- Directions
Look below. Copy each line that has "democracy" in it.

···

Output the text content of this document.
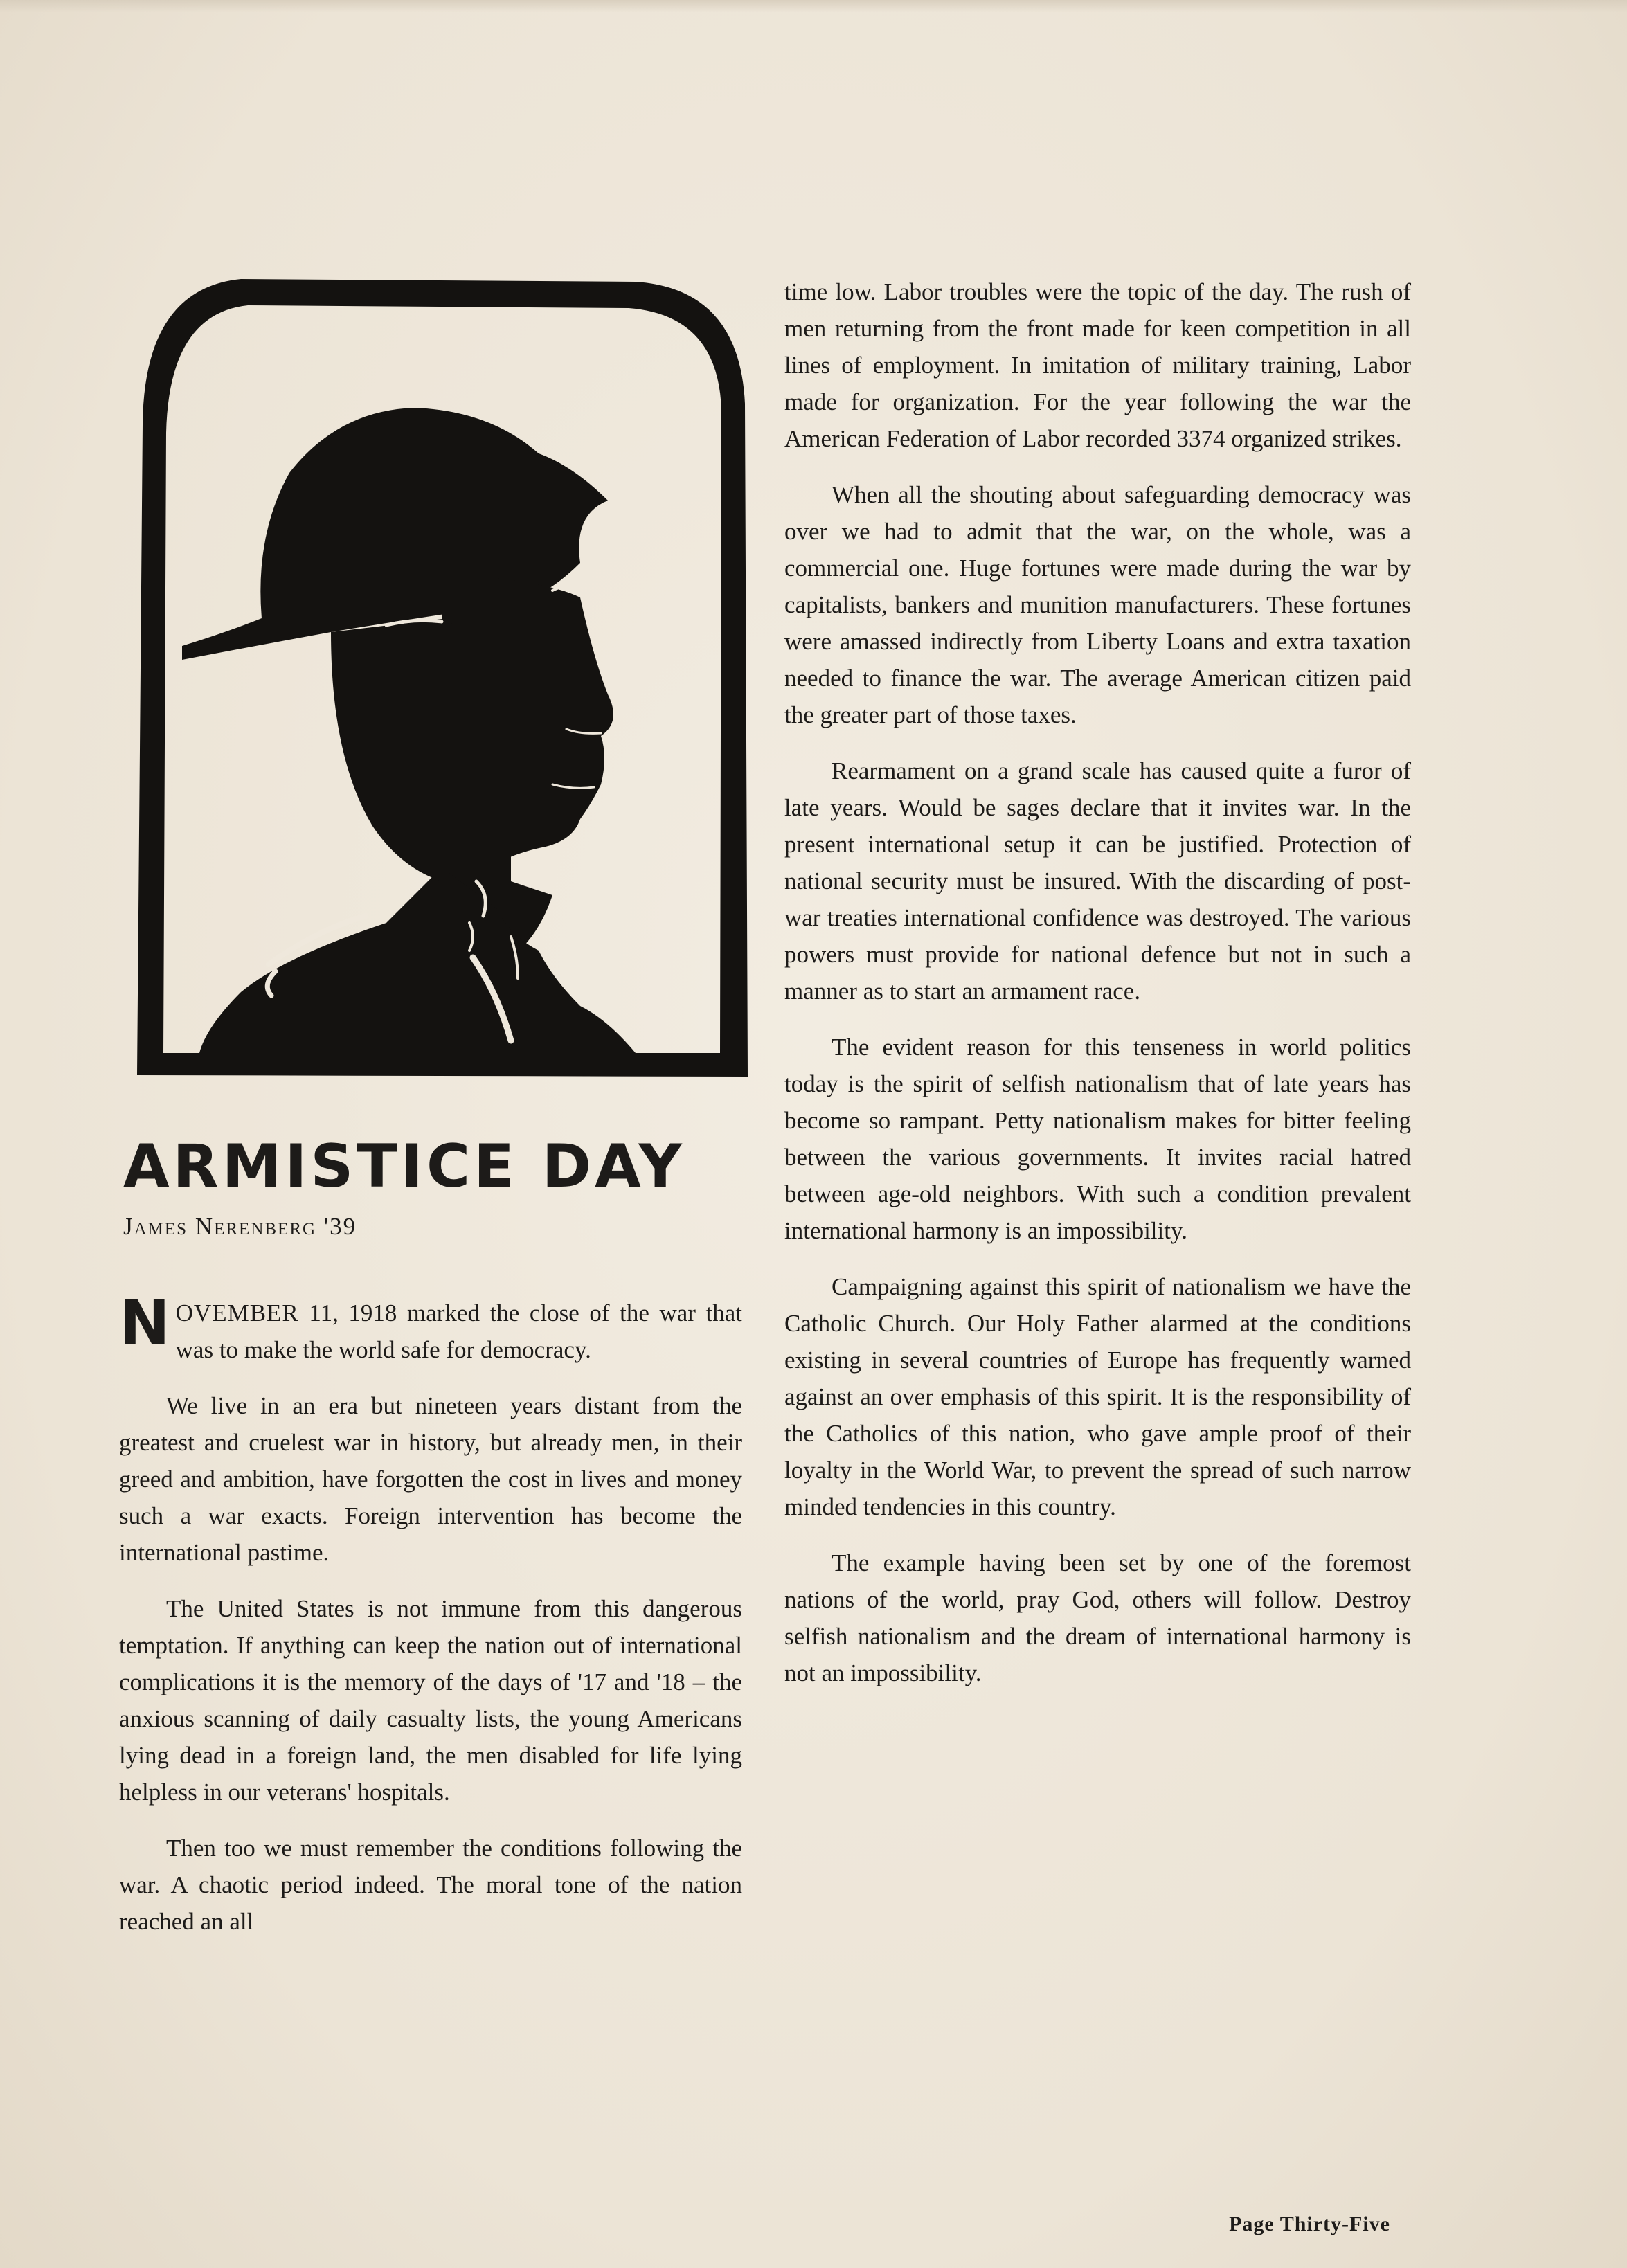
ARMISTICE DAY
James Nerenberg '39

NOVEMBER 11, 1918 marked the close of the war that was to make the world safe for democracy.

We live in an era but nineteen years distant from the greatest and cruelest war in history, but already men, in their greed and ambition, have forgotten the cost in lives and money such a war exacts. Foreign intervention has become the international pastime.

The United States is not immune from this dangerous temptation. If anything can keep the nation out of international complications it is the memory of the days of '17 and '18 – the anxious scanning of daily casualty lists, the young Americans lying dead in a foreign land, the men disabled for life lying helpless in our veterans' hospitals.

Then too we must remember the conditions following the war. A chaotic period indeed. The moral tone of the nation reached an all

time low. Labor troubles were the topic of the day. The rush of men returning from the front made for keen competition in all lines of employment. In imitation of military training, Labor made for organization. For the year following the war the American Federation of Labor recorded 3374 organized strikes.

When all the shouting about safeguarding democracy was over we had to admit that the war, on the whole, was a commercial one. Huge fortunes were made during the war by capitalists, bankers and munition manufacturers. These fortunes were amassed indirectly from Liberty Loans and extra taxation needed to finance the war. The average American citizen paid the greater part of those taxes.

Rearmament on a grand scale has caused quite a furor of late years. Would be sages declare that it invites war. In the present international setup it can be justified. Protection of national security must be insured. With the discarding of post-war treaties international confidence was destroyed. The various powers must provide for national defence but not in such a manner as to start an armament race.

The evident reason for this tenseness in world politics today is the spirit of selfish nationalism that of late years has become so rampant. Petty nationalism makes for bitter feeling between the various governments. It invites racial hatred between age-old neighbors. With such a condition prevalent international harmony is an impossibility.

Campaigning against this spirit of nationalism we have the Catholic Church. Our Holy Father alarmed at the conditions existing in several countries of Europe has frequently warned against an over emphasis of this spirit. It is the responsibility of the Catholics of this nation, who gave ample proof of their loyalty in the World War, to prevent the spread of such narrow minded tendencies in this country.

The example having been set by one of the foremost nations of the world, pray God, others will follow. Destroy selfish nationalism and the dream of international harmony is not an impossibility.

Page Thirty-Five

···

- Task solution
NOVEMBER 11, 1918 marked the close of the war that was to make the world safe for democracy.
When all the shouting about safeguarding democracy was over we had to admit that the war, on the whole, was a commercial one. Huge fortunes were made during the war by capitalists, bankers and munition manufacturers. These fortunes were amassed indirectly from Liberty Loans and extra taxation needed to finance the war. The average American citizen paid the greater part of those taxes.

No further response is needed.